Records
□ □ □ □

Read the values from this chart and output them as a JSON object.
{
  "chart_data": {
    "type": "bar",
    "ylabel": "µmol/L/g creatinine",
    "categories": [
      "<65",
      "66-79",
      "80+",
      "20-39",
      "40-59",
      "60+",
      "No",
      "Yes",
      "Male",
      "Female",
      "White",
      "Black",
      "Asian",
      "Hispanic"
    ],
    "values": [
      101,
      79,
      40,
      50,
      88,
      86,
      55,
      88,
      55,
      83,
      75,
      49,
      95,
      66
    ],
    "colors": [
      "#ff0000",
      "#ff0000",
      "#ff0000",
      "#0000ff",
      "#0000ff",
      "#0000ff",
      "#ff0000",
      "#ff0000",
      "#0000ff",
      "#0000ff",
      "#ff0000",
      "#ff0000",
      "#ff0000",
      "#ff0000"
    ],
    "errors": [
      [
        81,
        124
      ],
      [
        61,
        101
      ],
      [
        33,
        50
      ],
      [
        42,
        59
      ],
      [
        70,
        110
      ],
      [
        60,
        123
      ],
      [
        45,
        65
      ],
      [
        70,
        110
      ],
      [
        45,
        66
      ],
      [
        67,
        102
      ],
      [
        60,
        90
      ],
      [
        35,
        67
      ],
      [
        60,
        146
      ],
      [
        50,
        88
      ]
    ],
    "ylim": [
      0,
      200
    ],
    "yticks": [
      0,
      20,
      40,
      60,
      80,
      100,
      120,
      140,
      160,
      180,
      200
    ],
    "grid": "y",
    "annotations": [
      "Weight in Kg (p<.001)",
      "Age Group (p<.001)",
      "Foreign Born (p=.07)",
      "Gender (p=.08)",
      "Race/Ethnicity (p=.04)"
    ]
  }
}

□ □ □ □

** Exercise instructions **
Extract the whole listing, character for character.

** Completed exercise **
Read the values from this chart and output them as a JSON object.
{
  "chart_data": {
    "type": "bar",
    "ylabel": "µmol/L/g creatinine",
    "categories": [
      "<65",
      "66-79",
      "80+",
      "20-39",
      "40-59",
      "60+",
      "No",
      "Yes",
      "Male",
      "Female",
      "White",
      "Black",
      "Asian",
      "Hispanic"
    ],
    "values": [
      101,
      79,
      40,
      50,
      88,
      86,
      55,
      88,
      55,
      83,
      75,
      49,
      95,
      66
    ],
    "colors": [
      "#ff0000",
      "#ff0000",
      "#ff0000",
      "#0000ff",
      "#0000ff",
      "#0000ff",
      "#ff0000",
      "#ff0000",
      "#0000ff",
      "#0000ff",
      "#ff0000",
      "#ff0000",
      "#ff0000",
      "#ff0000"
    ],
    "errors": [
      [
        81,
        124
      ],
      [
        61,
        101
      ],
      [
        33,
        50
      ],
      [
        42,
        59
      ],
      [
        70,
        110
      ],
      [
        60,
        123
      ],
      [
        45,
        65
      ],
      [
        70,
        110
      ],
      [
        45,
        66
      ],
      [
        67,
        102
      ],
      [
        60,
        90
      ],
      [
        35,
        67
      ],
      [
        60,
        146
      ],
      [
        50,
        88
      ]
    ],
    "ylim": [
      0,
      200
    ],
    "yticks": [
      0,
      20,
      40,
      60,
      80,
      100,
      120,
      140,
      160,
      180,
      200
    ],
    "grid": "y",
    "annotations": [
      "Weight in Kg (p<.001)",
      "Age Group (p<.001)",
      "Foreign Born (p=.07)",
      "Gender (p=.08)",
      "Race/Ethnicity (p=.04)"
    ]
  }
}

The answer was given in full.